> **PROVIDED MATERIAL**:
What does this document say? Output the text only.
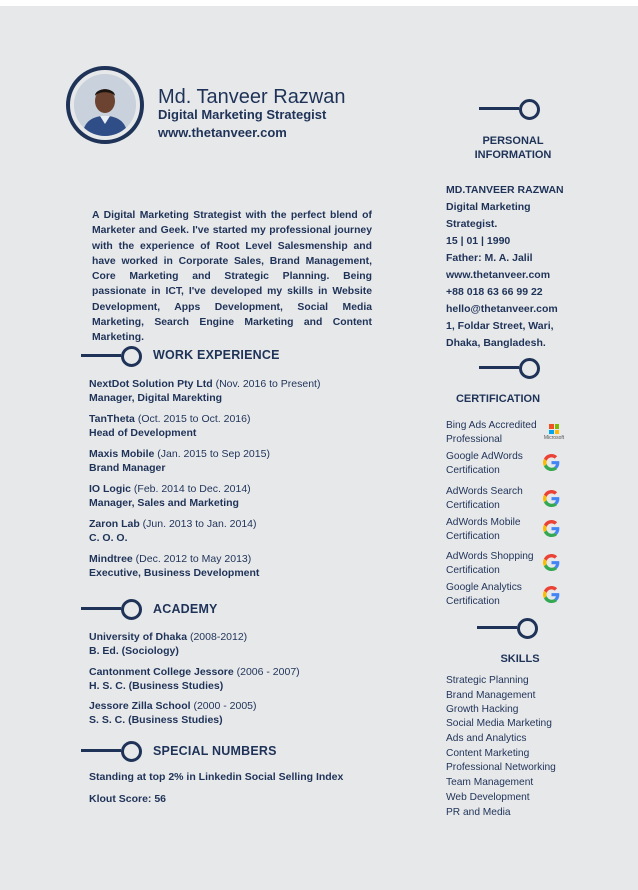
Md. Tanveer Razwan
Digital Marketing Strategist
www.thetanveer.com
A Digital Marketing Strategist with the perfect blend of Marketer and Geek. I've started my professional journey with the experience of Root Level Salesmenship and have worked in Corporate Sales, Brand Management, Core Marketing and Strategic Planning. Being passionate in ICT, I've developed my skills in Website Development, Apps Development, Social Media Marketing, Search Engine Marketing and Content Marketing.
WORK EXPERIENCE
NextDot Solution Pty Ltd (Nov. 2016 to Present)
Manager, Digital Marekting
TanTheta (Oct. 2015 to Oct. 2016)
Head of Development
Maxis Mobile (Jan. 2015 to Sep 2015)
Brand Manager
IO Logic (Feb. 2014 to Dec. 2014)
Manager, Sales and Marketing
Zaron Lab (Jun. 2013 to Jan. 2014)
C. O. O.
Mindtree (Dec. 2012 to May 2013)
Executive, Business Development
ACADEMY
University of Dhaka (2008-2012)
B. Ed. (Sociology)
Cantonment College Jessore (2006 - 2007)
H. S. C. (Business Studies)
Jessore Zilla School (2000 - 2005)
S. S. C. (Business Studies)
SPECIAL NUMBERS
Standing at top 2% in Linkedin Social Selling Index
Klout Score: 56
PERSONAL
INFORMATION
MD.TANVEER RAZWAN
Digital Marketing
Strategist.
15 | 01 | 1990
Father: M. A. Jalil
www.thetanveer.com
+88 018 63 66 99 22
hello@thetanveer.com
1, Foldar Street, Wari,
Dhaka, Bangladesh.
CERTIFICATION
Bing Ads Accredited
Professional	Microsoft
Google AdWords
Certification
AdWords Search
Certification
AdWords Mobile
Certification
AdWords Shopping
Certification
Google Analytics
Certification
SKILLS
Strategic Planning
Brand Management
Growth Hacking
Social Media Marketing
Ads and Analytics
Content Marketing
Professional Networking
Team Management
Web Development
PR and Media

...

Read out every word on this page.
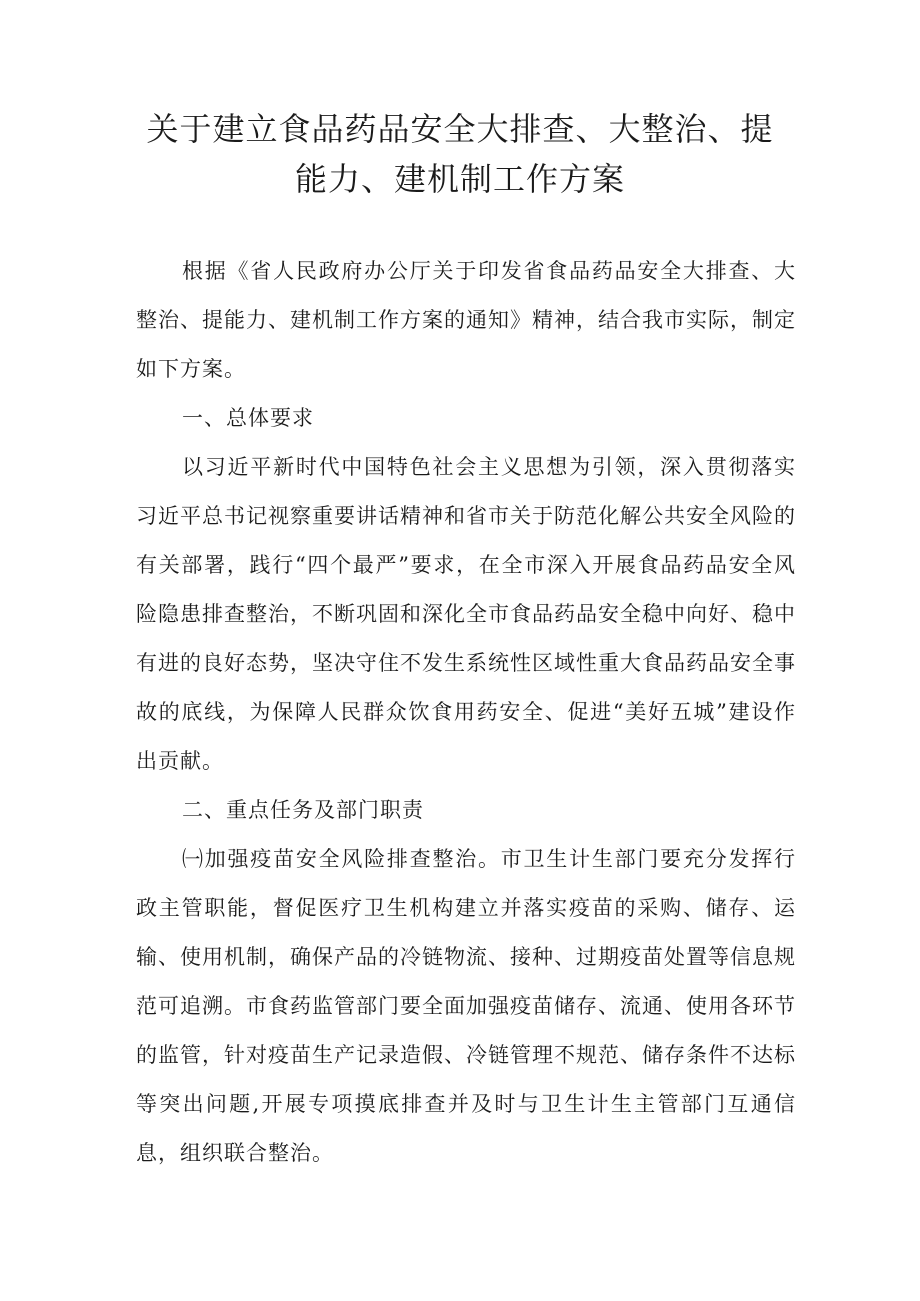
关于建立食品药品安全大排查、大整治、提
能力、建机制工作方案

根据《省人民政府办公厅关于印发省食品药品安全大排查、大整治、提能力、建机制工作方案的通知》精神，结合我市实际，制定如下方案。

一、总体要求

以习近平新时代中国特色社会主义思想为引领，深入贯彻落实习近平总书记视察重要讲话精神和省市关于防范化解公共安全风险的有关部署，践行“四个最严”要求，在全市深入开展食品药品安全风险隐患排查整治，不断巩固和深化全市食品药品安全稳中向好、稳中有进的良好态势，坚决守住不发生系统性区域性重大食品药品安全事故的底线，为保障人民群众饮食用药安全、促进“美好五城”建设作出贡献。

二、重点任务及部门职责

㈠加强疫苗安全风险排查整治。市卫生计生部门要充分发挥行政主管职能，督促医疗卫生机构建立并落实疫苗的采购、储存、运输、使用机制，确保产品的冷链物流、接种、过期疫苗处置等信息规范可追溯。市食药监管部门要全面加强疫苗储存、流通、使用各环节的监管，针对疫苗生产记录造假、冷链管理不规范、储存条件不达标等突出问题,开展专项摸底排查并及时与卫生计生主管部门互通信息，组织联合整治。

> **WORK REQUIRED**:
In the records, locate each line holding the string "Mobile" and copy it.

> **RESULT FOR THIS EXERCISE**:
Maxis Mobile (Jan. 2015 to Sep 2015)
AdWords Mobile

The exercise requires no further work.